* begin Input records *

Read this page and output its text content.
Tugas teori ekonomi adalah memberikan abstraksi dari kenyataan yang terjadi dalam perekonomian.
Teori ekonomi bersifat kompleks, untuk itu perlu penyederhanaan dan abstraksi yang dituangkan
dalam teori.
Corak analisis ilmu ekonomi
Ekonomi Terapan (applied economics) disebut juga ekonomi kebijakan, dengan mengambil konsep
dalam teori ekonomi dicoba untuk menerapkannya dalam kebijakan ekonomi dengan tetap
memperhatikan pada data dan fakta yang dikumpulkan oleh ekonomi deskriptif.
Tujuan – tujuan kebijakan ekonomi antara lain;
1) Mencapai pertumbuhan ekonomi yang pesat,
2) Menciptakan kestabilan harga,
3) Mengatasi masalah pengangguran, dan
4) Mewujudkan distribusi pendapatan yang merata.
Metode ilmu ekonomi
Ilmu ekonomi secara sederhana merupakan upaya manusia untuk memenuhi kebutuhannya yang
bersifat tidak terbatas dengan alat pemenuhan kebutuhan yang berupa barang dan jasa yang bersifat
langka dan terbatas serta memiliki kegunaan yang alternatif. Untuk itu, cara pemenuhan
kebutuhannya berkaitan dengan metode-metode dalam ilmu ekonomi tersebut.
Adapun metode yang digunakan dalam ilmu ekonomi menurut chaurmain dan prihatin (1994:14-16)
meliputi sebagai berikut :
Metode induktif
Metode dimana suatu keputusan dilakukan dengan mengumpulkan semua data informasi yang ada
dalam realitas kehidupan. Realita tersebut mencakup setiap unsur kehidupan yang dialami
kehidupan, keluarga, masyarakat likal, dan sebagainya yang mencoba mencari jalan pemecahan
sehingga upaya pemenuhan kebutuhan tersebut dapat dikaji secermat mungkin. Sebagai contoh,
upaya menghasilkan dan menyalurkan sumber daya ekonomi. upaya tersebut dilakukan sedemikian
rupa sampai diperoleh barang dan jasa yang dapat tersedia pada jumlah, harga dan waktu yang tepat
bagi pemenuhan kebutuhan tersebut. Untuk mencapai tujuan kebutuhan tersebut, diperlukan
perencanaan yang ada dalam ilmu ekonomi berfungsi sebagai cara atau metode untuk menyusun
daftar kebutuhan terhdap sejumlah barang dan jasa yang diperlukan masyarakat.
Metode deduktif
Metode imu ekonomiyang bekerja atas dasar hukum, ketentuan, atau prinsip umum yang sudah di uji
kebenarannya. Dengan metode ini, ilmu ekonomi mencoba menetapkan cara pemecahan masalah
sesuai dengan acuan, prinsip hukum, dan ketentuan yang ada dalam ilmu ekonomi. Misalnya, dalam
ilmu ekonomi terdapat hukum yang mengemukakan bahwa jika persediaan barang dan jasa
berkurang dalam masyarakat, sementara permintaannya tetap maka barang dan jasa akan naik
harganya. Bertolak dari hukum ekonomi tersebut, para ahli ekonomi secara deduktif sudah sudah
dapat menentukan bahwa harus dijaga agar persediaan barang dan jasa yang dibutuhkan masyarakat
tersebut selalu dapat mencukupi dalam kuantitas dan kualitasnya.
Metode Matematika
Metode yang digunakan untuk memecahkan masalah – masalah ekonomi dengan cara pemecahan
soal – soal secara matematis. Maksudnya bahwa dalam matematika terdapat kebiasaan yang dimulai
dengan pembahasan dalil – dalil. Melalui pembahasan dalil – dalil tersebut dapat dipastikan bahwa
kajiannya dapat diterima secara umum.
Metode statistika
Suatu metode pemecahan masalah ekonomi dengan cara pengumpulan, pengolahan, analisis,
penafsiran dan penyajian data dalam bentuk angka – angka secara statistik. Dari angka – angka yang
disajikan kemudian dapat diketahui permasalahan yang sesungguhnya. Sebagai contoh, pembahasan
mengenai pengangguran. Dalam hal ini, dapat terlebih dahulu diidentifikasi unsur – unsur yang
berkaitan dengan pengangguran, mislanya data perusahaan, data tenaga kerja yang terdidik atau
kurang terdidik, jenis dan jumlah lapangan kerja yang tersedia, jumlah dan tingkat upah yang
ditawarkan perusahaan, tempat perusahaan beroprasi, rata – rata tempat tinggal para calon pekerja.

* end Input records *

Return each line of the listing that holds the string "abstraksi".

= Task response =
Tugas teori ekonomi adalah memberikan abstraksi dari kenyataan yang terjadi dalam perekonomian.
Teori ekonomi bersifat kompleks, untuk itu perlu penyederhanaan dan abstraksi yang dituangkan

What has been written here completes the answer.